Identify each line below containing the string "name" and copy it.

» Supplied material
§
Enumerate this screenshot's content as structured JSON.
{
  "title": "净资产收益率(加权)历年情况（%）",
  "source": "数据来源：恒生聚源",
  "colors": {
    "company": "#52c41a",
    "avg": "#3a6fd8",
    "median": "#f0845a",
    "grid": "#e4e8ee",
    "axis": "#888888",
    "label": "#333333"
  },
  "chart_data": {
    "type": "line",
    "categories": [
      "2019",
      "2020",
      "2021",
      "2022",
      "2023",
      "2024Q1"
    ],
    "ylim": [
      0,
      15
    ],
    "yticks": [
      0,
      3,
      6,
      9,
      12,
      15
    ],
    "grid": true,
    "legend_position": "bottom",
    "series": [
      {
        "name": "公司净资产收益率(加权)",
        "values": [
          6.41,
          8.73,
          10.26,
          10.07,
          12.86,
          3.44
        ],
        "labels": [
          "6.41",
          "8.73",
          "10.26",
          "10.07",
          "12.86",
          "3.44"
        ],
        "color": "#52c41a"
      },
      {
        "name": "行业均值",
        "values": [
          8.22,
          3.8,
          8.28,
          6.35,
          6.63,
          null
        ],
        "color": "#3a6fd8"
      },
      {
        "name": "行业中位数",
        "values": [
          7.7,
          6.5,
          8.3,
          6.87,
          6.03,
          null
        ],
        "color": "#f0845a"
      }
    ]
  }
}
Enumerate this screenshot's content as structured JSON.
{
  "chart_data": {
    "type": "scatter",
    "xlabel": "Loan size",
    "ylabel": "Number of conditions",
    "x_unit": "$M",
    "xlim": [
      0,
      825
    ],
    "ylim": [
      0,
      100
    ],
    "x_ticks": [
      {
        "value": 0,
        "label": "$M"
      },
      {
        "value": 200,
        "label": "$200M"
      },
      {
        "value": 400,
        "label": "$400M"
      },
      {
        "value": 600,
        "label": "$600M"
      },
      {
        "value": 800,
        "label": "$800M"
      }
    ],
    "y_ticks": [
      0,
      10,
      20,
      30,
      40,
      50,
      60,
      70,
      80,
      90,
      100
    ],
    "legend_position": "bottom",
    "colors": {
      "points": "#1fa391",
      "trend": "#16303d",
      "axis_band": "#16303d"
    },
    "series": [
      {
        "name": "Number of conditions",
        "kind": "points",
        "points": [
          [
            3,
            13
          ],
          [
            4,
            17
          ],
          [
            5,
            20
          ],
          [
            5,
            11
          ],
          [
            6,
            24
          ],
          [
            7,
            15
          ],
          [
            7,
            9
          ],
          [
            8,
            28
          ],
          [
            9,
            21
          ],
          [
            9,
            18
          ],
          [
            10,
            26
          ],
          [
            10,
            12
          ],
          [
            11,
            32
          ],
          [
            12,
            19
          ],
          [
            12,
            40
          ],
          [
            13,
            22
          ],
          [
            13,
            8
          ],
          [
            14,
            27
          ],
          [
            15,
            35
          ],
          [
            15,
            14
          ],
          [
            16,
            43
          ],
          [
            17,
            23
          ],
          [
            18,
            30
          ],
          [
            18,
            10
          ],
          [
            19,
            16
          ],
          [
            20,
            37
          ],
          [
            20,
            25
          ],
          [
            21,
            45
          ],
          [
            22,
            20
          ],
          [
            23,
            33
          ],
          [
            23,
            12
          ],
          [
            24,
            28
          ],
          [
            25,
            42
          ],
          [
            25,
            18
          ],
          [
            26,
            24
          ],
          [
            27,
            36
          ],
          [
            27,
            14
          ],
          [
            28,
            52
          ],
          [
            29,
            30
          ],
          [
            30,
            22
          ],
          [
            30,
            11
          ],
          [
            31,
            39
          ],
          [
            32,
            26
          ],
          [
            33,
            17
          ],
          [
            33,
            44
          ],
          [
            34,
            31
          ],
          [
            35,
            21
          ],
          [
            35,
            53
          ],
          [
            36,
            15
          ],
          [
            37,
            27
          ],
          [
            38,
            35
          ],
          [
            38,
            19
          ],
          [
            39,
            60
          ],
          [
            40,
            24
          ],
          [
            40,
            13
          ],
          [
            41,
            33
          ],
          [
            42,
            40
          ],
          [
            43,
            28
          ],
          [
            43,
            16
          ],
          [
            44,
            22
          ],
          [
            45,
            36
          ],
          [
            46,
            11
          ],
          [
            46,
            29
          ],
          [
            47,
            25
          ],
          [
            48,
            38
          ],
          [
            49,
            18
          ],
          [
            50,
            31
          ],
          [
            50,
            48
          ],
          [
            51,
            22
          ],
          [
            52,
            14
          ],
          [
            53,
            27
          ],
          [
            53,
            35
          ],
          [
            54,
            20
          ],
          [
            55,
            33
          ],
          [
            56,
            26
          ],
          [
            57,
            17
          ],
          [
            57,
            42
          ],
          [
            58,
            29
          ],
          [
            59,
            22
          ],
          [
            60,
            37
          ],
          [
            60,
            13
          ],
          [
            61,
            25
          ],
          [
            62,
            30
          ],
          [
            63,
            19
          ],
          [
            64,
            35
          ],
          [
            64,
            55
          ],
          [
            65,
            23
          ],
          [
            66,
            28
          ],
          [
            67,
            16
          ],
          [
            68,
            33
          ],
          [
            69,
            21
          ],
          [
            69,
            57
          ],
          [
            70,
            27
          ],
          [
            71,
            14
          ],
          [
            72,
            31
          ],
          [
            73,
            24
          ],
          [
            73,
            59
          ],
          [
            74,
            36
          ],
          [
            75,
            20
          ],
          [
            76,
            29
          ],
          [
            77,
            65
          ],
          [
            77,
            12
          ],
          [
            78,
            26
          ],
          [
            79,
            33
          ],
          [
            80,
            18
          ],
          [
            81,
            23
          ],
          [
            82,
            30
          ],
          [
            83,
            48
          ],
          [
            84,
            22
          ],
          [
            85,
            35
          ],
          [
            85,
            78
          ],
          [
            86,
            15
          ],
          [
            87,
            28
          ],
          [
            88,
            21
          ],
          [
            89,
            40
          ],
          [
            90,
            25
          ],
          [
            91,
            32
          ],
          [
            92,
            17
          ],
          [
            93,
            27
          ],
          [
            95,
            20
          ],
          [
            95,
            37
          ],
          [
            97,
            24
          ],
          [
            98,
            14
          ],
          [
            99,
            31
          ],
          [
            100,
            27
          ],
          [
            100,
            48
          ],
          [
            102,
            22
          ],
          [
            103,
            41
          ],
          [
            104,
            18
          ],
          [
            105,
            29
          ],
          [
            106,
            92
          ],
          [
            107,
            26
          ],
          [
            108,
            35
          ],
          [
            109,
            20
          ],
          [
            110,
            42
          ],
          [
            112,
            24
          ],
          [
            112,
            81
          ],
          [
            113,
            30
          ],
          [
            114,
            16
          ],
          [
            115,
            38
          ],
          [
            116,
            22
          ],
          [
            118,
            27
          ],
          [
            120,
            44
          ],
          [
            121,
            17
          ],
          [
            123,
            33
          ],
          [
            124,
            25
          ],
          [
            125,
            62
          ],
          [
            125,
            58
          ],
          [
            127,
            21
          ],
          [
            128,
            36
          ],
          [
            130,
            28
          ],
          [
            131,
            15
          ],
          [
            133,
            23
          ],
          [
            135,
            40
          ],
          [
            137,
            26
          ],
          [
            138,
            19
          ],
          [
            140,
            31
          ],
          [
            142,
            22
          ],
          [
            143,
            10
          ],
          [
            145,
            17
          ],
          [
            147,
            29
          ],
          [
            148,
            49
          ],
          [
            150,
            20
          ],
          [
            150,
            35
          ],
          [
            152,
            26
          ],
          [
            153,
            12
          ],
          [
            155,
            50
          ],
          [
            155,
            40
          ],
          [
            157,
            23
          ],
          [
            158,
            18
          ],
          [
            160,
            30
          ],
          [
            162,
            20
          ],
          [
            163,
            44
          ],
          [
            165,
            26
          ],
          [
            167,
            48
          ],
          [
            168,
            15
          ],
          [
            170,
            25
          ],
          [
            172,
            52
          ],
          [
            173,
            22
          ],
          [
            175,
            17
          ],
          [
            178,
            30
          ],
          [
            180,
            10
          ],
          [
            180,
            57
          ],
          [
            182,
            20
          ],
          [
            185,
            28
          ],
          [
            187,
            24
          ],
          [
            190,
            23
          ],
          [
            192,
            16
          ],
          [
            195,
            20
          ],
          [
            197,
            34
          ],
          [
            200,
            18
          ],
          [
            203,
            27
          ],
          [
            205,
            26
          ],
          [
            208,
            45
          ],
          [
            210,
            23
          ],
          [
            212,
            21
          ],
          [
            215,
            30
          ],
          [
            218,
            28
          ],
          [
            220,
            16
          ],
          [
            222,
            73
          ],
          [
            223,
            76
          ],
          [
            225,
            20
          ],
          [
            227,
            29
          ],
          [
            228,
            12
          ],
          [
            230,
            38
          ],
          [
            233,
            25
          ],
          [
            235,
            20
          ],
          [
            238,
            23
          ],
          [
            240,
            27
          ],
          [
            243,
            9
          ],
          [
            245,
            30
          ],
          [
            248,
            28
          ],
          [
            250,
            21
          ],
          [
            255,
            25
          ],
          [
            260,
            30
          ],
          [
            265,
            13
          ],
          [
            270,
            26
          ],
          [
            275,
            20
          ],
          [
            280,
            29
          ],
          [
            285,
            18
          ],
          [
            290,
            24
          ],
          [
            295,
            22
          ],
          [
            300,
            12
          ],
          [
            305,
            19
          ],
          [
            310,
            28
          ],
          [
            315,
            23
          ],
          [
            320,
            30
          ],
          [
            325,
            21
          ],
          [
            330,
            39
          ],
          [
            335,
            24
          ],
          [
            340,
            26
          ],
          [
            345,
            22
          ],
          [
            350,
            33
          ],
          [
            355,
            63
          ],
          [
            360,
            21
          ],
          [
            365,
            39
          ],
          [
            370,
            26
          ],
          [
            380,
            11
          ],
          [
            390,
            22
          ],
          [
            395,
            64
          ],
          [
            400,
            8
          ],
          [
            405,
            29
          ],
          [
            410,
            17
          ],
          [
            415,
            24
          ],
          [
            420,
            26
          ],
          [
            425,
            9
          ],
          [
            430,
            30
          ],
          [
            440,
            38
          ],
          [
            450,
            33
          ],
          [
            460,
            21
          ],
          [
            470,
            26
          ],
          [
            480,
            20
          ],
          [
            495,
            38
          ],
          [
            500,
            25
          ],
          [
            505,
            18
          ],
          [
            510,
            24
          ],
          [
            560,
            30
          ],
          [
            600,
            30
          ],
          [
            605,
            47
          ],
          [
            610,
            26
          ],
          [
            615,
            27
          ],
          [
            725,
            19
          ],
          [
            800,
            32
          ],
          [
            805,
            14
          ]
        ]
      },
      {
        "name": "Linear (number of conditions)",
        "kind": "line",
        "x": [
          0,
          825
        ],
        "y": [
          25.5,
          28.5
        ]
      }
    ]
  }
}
§
» Correct output
        "name": "公司净资产收益率(加权)",
        "name": "行业均值",
        "name": "行业中位数",
        "name": "Number of conditions",
        "name": "Linear (number of conditions)",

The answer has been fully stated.